Emit the entire listing verbatim.

=== DATA TO USE ===

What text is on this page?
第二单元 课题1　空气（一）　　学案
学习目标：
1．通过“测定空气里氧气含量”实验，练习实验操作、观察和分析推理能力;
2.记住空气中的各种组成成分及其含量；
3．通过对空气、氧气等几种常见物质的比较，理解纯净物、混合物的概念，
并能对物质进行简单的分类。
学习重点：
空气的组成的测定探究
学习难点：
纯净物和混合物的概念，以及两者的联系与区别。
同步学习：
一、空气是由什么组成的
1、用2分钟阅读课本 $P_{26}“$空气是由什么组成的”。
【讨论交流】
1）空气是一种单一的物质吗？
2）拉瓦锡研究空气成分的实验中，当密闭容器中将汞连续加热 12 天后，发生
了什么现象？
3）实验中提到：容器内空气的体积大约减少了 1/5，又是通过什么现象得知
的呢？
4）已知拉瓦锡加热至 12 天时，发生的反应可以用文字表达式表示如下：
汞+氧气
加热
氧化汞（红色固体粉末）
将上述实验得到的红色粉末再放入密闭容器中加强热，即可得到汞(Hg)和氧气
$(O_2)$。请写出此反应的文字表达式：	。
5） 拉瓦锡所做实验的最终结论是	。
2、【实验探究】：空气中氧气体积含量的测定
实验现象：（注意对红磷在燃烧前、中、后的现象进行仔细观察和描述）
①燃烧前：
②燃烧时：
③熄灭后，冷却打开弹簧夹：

===

→ **EXERCISE ANSWER**
What text is on this page?
第二单元 课题1　空气（一）　　学案
学习目标：
1．通过“测定空气里氧气含量”实验，练习实验操作、观察和分析推理能力;
2.记住空气中的各种组成成分及其含量；
3．通过对空气、氧气等几种常见物质的比较，理解纯净物、混合物的概念，
并能对物质进行简单的分类。
学习重点：
空气的组成的测定探究
学习难点：
纯净物和混合物的概念，以及两者的联系与区别。
同步学习：
一、空气是由什么组成的
1、用2分钟阅读课本 $P_{26}“$空气是由什么组成的”。
【讨论交流】
1）空气是一种单一的物质吗？
2）拉瓦锡研究空气成分的实验中，当密闭容器中将汞连续加热 12 天后，发生
了什么现象？
3）实验中提到：容器内空气的体积大约减少了 1/5，又是通过什么现象得知
的呢？
4）已知拉瓦锡加热至 12 天时，发生的反应可以用文字表达式表示如下：
汞+氧气
加热
氧化汞（红色固体粉末）
将上述实验得到的红色粉末再放入密闭容器中加强热，即可得到汞(Hg)和氧气
$(O_2)$。请写出此反应的文字表达式：	。
5） 拉瓦锡所做实验的最终结论是	。
2、【实验探究】：空气中氧气体积含量的测定
实验现象：（注意对红磷在燃烧前、中、后的现象进行仔细观察和描述）
①燃烧前：
②燃烧时：
③熄灭后，冷却打开弹簧夹：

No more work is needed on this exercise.